● **WRITTEN INSTRUCTION**
Print each of the entries exactly, leaving nothing out.

● **STORED RECORDS**
↓↓↓

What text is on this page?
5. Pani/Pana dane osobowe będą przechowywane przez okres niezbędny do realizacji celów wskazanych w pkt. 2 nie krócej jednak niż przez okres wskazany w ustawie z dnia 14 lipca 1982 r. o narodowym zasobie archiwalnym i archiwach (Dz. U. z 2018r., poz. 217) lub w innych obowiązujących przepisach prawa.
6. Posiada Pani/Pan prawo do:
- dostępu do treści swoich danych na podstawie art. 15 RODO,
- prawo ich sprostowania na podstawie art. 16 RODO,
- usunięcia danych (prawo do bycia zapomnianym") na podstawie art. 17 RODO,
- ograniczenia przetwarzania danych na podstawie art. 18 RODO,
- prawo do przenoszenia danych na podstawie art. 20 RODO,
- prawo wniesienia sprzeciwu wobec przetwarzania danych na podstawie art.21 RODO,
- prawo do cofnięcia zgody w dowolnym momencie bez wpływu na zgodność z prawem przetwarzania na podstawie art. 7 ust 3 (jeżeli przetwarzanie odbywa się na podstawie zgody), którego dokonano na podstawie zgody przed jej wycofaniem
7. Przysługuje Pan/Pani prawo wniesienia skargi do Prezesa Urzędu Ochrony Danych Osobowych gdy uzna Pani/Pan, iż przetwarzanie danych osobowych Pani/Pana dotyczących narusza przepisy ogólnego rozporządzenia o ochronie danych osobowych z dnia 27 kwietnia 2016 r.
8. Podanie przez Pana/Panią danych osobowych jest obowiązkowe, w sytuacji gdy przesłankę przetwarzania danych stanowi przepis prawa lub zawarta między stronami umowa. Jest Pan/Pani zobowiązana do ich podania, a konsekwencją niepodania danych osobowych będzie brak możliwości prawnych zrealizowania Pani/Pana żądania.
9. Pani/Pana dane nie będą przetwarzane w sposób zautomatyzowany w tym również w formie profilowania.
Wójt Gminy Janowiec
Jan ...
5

↑↑↑

● **CORRECT RESULT**
What text is on this page?
5. Pani/Pana dane osobowe będą przechowywane przez okres niezbędny do realizacji celów wskazanych w pkt. 2 nie krócej jednak niż przez okres wskazany w ustawie z dnia 14 lipca 1982 r. o narodowym zasobie archiwalnym i archiwach (Dz. U. z 2018r., poz. 217) lub w innych obowiązujących przepisach prawa.
6. Posiada Pani/Pan prawo do:
- dostępu do treści swoich danych na podstawie art. 15 RODO,
- prawo ich sprostowania na podstawie art. 16 RODO,
- usunięcia danych (prawo do bycia zapomnianym") na podstawie art. 17 RODO,
- ograniczenia przetwarzania danych na podstawie art. 18 RODO,
- prawo do przenoszenia danych na podstawie art. 20 RODO,
- prawo wniesienia sprzeciwu wobec przetwarzania danych na podstawie art.21 RODO,
- prawo do cofnięcia zgody w dowolnym momencie bez wpływu na zgodność z prawem przetwarzania na podstawie art. 7 ust 3 (jeżeli przetwarzanie odbywa się na podstawie zgody), którego dokonano na podstawie zgody przed jej wycofaniem
7. Przysługuje Pan/Pani prawo wniesienia skargi do Prezesa Urzędu Ochrony Danych Osobowych gdy uzna Pani/Pan, iż przetwarzanie danych osobowych Pani/Pana dotyczących narusza przepisy ogólnego rozporządzenia o ochronie danych osobowych z dnia 27 kwietnia 2016 r.
8. Podanie przez Pana/Panią danych osobowych jest obowiązkowe, w sytuacji gdy przesłankę przetwarzania danych stanowi przepis prawa lub zawarta między stronami umowa. Jest Pan/Pani zobowiązana do ich podania, a konsekwencją niepodania danych osobowych będzie brak możliwości prawnych zrealizowania Pani/Pana żądania.
9. Pani/Pana dane nie będą przetwarzane w sposób zautomatyzowany w tym również w formie profilowania.
Wójt Gminy Janowiec
Jan ...
5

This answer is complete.